__Instructions to follow__
The records follow. Transcribe only the lines from the line containing "Enumerate this screenshot's" through the end, both ends included, and leave out the pictures.

__Available data__
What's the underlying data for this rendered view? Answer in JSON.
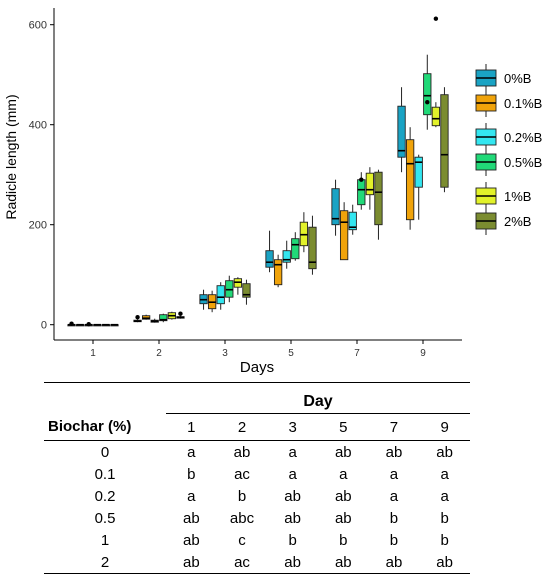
{
  "chart_data": {
    "type": "box",
    "xlabel": "Days",
    "ylabel": "Radicle length (mm)",
    "categories": [
      "1",
      "2",
      "3",
      "5",
      "7",
      "9"
    ],
    "yticks": [
      0,
      200,
      400,
      600
    ],
    "ylim": [
      -20,
      630
    ],
    "legend_position": "right",
    "series": [
      {
        "name": "0%B",
        "color": "#1aa3c4",
        "boxes": [
          {
            "min": 0,
            "q1": 0,
            "median": 0,
            "q3": 0,
            "max": 0,
            "outliers": [
              2
            ]
          },
          {
            "min": 5,
            "q1": 6,
            "median": 7,
            "q3": 9,
            "max": 11,
            "outliers": [
              15
            ]
          },
          {
            "min": 30,
            "q1": 42,
            "median": 50,
            "q3": 60,
            "max": 70,
            "outliers": []
          },
          {
            "min": 105,
            "q1": 115,
            "median": 125,
            "q3": 148,
            "max": 188,
            "outliers": []
          },
          {
            "min": 178,
            "q1": 200,
            "median": 212,
            "q3": 272,
            "max": 290,
            "outliers": []
          },
          {
            "min": 305,
            "q1": 335,
            "median": 348,
            "q3": 437,
            "max": 475,
            "outliers": []
          }
        ]
      },
      {
        "name": "0.1%B",
        "color": "#f0a30a",
        "boxes": [
          {
            "min": 0,
            "q1": 0,
            "median": 0,
            "q3": 0,
            "max": 0,
            "outliers": []
          },
          {
            "min": 10,
            "q1": 11,
            "median": 13,
            "q3": 18,
            "max": 20,
            "outliers": []
          },
          {
            "min": 25,
            "q1": 32,
            "median": 45,
            "q3": 60,
            "max": 68,
            "outliers": []
          },
          {
            "min": 75,
            "q1": 80,
            "median": 120,
            "q3": 130,
            "max": 140,
            "outliers": []
          },
          {
            "min": 130,
            "q1": 130,
            "median": 205,
            "q3": 228,
            "max": 245,
            "outliers": []
          },
          {
            "min": 190,
            "q1": 210,
            "median": 322,
            "q3": 370,
            "max": 395,
            "outliers": []
          }
        ]
      },
      {
        "name": "0.2%B",
        "color": "#33e6f0",
        "boxes": [
          {
            "min": 0,
            "q1": 0,
            "median": 0,
            "q3": 0,
            "max": 0,
            "outliers": [
              1
            ]
          },
          {
            "min": 4,
            "q1": 5,
            "median": 7,
            "q3": 9,
            "max": 12,
            "outliers": []
          },
          {
            "min": 30,
            "q1": 42,
            "median": 55,
            "q3": 78,
            "max": 85,
            "outliers": []
          },
          {
            "min": 112,
            "q1": 125,
            "median": 130,
            "q3": 148,
            "max": 168,
            "outliers": []
          },
          {
            "min": 180,
            "q1": 190,
            "median": 195,
            "q3": 225,
            "max": 240,
            "outliers": []
          },
          {
            "min": 210,
            "q1": 275,
            "median": 325,
            "q3": 335,
            "max": 340,
            "outliers": []
          }
        ]
      },
      {
        "name": "0.5%B",
        "color": "#21d978",
        "boxes": [
          {
            "min": 0,
            "q1": 0,
            "median": 0,
            "q3": 0,
            "max": 0,
            "outliers": []
          },
          {
            "min": 5,
            "q1": 8,
            "median": 10,
            "q3": 20,
            "max": 22,
            "outliers": []
          },
          {
            "min": 45,
            "q1": 55,
            "median": 70,
            "q3": 88,
            "max": 98,
            "outliers": []
          },
          {
            "min": 128,
            "q1": 132,
            "median": 160,
            "q3": 172,
            "max": 185,
            "outliers": []
          },
          {
            "min": 230,
            "q1": 240,
            "median": 270,
            "q3": 290,
            "max": 305,
            "outliers": [
              290
            ]
          },
          {
            "min": 390,
            "q1": 420,
            "median": 458,
            "q3": 502,
            "max": 540,
            "outliers": [
              445
            ]
          }
        ]
      },
      {
        "name": "1%B",
        "color": "#e2f22a",
        "boxes": [
          {
            "min": 0,
            "q1": 0,
            "median": 0,
            "q3": 0,
            "max": 0,
            "outliers": []
          },
          {
            "min": 10,
            "q1": 12,
            "median": 18,
            "q3": 24,
            "max": 26,
            "outliers": []
          },
          {
            "min": 60,
            "q1": 75,
            "median": 85,
            "q3": 92,
            "max": 95,
            "outliers": []
          },
          {
            "min": 145,
            "q1": 158,
            "median": 180,
            "q3": 205,
            "max": 225,
            "outliers": []
          },
          {
            "min": 230,
            "q1": 260,
            "median": 270,
            "q3": 303,
            "max": 315,
            "outliers": []
          },
          {
            "min": 395,
            "q1": 398,
            "median": 412,
            "q3": 435,
            "max": 445,
            "outliers": [
              612
            ]
          }
        ]
      },
      {
        "name": "2%B",
        "color": "#7b8c30",
        "boxes": [
          {
            "min": 0,
            "q1": 0,
            "median": 0,
            "q3": 0,
            "max": 0,
            "outliers": []
          },
          {
            "min": 12,
            "q1": 13,
            "median": 15,
            "q3": 16,
            "max": 18,
            "outliers": [
              22
            ]
          },
          {
            "min": 40,
            "q1": 55,
            "median": 60,
            "q3": 82,
            "max": 90,
            "outliers": []
          },
          {
            "min": 100,
            "q1": 112,
            "median": 125,
            "q3": 195,
            "max": 218,
            "outliers": []
          },
          {
            "min": 170,
            "q1": 200,
            "median": 265,
            "q3": 305,
            "max": 310,
            "outliers": []
          },
          {
            "min": 265,
            "q1": 275,
            "median": 340,
            "q3": 460,
            "max": 475,
            "outliers": []
          }
        ]
      }
    ]
  },
  "table": {
    "group_header": "Day",
    "row_header": "Biochar (%)",
    "columns": [
      "1",
      "2",
      "3",
      "5",
      "7",
      "9"
    ],
    "rows": [
      {
        "label": "0",
        "cells": [
          "a",
          "ab",
          "a",
          "ab",
          "ab",
          "ab"
        ]
      },
      {
        "label": "0.1",
        "cells": [
          "b",
          "ac",
          "a",
          "a",
          "a",
          "a"
        ]
      },
      {
        "label": "0.2",
        "cells": [
          "a",
          "b",
          "ab",
          "ab",
          "a",
          "a"
        ]
      },
      {
        "label": "0.5",
        "cells": [
          "ab",
          "abc",
          "ab",
          "ab",
          "b",
          "b"
        ]
      },
      {
        "label": "1",
        "cells": [
          "ab",
          "c",
          "b",
          "b",
          "b",
          "b"
        ]
      },
      {
        "label": "2",
        "cells": [
          "ab",
          "ac",
          "ab",
          "ab",
          "ab",
          "ab"
        ]
      }
    ]
  }
}
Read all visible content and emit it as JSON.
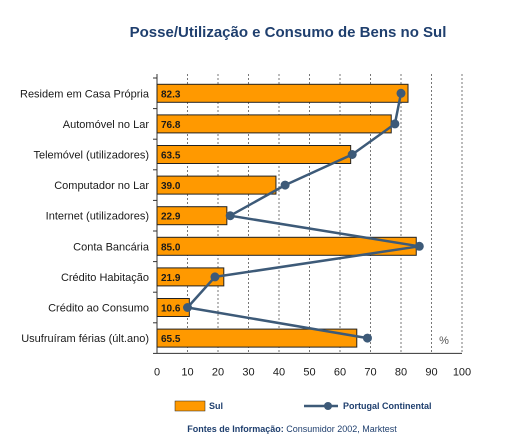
{
  "chart_data": {
    "type": "bar",
    "orientation": "horizontal",
    "title": "Posse/Utilização e Consumo de Bens no Sul",
    "categories": [
      "Residem em Casa Própria",
      "Automóvel no Lar",
      "Telemóvel (utilizadores)",
      "Computador no Lar",
      "Internet (utilizadores)",
      "Conta Bancária",
      "Crédito Habitação",
      "Crédito ao Consumo",
      "Usufruíram férias (últ.ano)"
    ],
    "series": [
      {
        "name": "Sul",
        "kind": "bar",
        "color": "#ff9900",
        "values": [
          82.3,
          76.8,
          63.5,
          39.0,
          22.9,
          85.0,
          21.9,
          10.6,
          65.5
        ],
        "labels": [
          "82.3",
          "76.8",
          "63.5",
          "39.0",
          "22.9",
          "85.0",
          "21.9",
          "10.6",
          "65.5"
        ]
      },
      {
        "name": "Portugal Continental",
        "kind": "line",
        "color": "#3d5a78",
        "values": [
          80,
          78,
          64,
          42,
          24,
          86,
          19,
          10,
          69
        ]
      }
    ],
    "xlim": [
      0,
      100
    ],
    "xticks": [
      "0",
      "10",
      "20",
      "30",
      "40",
      "50",
      "60",
      "70",
      "80",
      "90",
      "100"
    ],
    "unit_label": "%",
    "grid": "vertical dotted",
    "legend_position": "bottom"
  },
  "source": {
    "prefix": "Fontes de Informação:",
    "text": " Consumidor 2002, Marktest"
  }
}
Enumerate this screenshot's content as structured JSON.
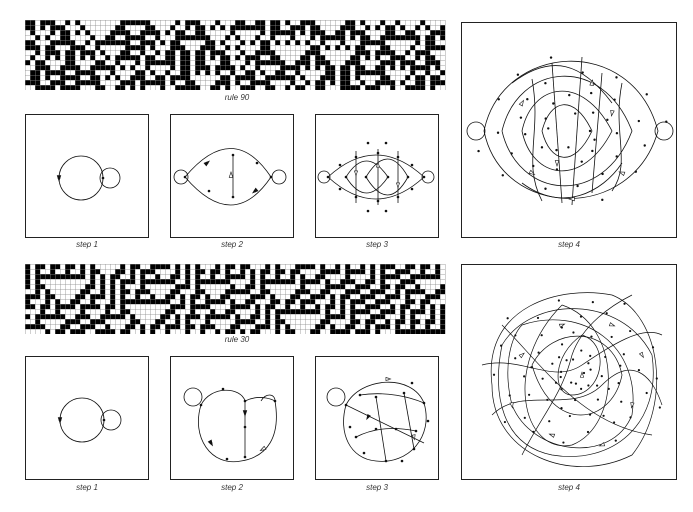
{
  "top": {
    "strip_label": "rule 90",
    "step_labels": [
      "step 1",
      "step 2",
      "step 3",
      "step 4"
    ],
    "strip_rule": 90
  },
  "bottom": {
    "strip_label": "rule 30",
    "step_labels": [
      "step 1",
      "step 2",
      "step 3",
      "step 4"
    ],
    "strip_rule": 30
  },
  "colors": {
    "cell_on": "#000000",
    "cell_off": "#ffffff",
    "grid": "#8a8a8a",
    "line": "#111111"
  }
}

__Complete output__
Enumerate this screenshot's content as structured JSON.
{
  "top": {
    "strip_label": "rule 90",
    "step_labels": [
      "step 1",
      "step 2",
      "step 3",
      "step 4"
    ],
    "strip_rule": 90
  },
  "bottom": {
    "strip_label": "rule 30",
    "step_labels": [
      "step 1",
      "step 2",
      "step 3",
      "step 4"
    ],
    "strip_rule": 30
  },
  "colors": {
    "cell_on": "#000000",
    "cell_off": "#ffffff",
    "grid": "#8a8a8a",
    "line": "#111111"
  }
}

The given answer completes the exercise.